Exercise brief: Decide whether each statement agrees with the article on a green Covid recovery, answering yes or no and quoting the words from the article that settle it: (a) Cyclone Amphan struck in May. (b) Monsoon rains marooned half of the country. (c) Biodiversity loss is said to slow climate change.

Study text:

● ● ● ● ● ● ●

Bangladesh PM says we must prioritise a green Covid recovery

News 29.09.20

Posted by Reena Chadee

In Bangladesh, water is a matter of life and death.

My country is a land of great rivers, vast coastlines and resilient people. But 2020 has been a test for us like no other. In May, cyclone Amphan left a trail of devastation in its path in the south-western parts and then monsoon rains marooned one-third of the country, leaving thousands of people displaced and damaging vast tracts of crops.

When water batters through your house, destroying your possessions, leaving pollution and disease in its way, it is tough. It is doubly tough in a year when Covid-19 has struck, making it difficult to access clean water vital for sanitation and pandemic prevention.

As I write in Dhaka, the waters of the Brahmaputra and Padma basins are receding. My people are getting their lives back, albeit under the shadow of coronavirus.

We are assessing flood defences and providing relief to those affected. As ever, they are drawing up plans to ensure we are better prepared in the future, because in Bangladesh there is always a next time. The climate crisis does not sleep.

I want to warn countries that feel they are immune to the climate crisis, to bankers and financiers who feel they can escape it: you cannot. Covid-19 has shown that no country or business can survive alone. Only together can we tackle global crises. It has also demonstrated that prevention is easier than cure. That makes 2020 the year we must commit to listen to scientists.

We face a planetary emergency, a triple crisis of climate, health and nature. Biodiversity loss is accelerated by climate change and exacerbates it.

● ● ● ● ● ● ●

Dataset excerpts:

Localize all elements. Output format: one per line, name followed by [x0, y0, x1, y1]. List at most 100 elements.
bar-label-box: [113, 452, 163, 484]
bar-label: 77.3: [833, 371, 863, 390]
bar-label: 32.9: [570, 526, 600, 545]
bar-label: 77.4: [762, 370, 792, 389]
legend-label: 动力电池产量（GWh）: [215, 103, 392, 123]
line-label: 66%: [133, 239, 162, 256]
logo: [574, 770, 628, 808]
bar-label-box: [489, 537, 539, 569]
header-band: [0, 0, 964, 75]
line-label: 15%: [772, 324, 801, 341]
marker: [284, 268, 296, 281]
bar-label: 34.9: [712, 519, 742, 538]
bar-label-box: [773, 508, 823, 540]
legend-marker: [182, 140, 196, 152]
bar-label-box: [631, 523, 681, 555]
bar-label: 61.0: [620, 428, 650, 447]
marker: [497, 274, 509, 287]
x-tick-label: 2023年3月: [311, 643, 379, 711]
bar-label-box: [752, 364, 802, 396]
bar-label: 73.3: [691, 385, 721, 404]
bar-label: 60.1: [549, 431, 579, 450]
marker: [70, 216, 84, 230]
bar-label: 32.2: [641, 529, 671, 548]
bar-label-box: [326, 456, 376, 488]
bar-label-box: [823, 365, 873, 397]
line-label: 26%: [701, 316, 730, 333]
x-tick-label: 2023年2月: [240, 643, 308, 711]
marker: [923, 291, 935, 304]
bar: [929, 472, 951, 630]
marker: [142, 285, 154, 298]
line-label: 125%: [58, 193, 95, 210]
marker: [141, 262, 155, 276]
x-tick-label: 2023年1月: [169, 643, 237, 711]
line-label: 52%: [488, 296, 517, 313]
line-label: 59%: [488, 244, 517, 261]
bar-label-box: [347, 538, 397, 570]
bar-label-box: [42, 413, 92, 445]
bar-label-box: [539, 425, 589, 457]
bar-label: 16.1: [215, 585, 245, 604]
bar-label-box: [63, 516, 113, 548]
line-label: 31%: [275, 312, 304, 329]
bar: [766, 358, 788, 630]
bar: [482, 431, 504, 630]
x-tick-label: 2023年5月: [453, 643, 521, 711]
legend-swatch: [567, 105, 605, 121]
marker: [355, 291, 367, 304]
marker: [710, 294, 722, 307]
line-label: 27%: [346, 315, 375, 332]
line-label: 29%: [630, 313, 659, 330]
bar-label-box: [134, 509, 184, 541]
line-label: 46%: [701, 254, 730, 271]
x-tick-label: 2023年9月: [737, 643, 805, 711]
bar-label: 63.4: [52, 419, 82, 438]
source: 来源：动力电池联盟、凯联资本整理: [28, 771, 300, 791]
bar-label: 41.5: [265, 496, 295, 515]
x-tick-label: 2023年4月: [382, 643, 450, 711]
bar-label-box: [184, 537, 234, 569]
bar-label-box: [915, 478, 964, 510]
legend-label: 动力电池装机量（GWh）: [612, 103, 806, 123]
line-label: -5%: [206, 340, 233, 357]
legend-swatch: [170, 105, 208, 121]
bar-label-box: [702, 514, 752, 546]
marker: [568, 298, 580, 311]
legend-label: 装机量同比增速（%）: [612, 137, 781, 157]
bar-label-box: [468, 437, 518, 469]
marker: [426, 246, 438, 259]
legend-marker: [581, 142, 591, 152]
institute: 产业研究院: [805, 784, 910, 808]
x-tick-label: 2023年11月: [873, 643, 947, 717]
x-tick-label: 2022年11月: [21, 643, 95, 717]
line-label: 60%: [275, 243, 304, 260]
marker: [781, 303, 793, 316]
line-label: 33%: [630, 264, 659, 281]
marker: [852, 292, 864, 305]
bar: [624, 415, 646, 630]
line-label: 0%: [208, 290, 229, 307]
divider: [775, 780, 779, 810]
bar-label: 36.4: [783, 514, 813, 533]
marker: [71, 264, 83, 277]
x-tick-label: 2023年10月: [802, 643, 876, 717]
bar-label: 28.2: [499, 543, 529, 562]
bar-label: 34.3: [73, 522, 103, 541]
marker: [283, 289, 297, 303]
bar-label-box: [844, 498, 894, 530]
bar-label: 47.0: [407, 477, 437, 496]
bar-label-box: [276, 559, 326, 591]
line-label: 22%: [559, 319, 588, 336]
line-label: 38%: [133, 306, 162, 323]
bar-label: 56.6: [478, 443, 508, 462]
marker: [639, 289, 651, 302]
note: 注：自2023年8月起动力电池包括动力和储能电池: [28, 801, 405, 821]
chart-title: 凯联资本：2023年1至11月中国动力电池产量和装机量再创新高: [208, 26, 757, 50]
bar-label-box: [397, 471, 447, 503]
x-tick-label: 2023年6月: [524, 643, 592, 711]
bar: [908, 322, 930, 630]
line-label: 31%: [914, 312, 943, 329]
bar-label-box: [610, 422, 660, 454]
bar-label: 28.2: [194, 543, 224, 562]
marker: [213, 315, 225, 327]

● ● ● ● ● ● ●

Task solution:
(a) Yes: "In May, cyclone Amphan left a trail of devastation in its path in the south-western parts"
(b) No: "monsoon rains marooned one-third of the country"
(c) No: "Biodiversity loss is accelerated by climate change and exacerbates it."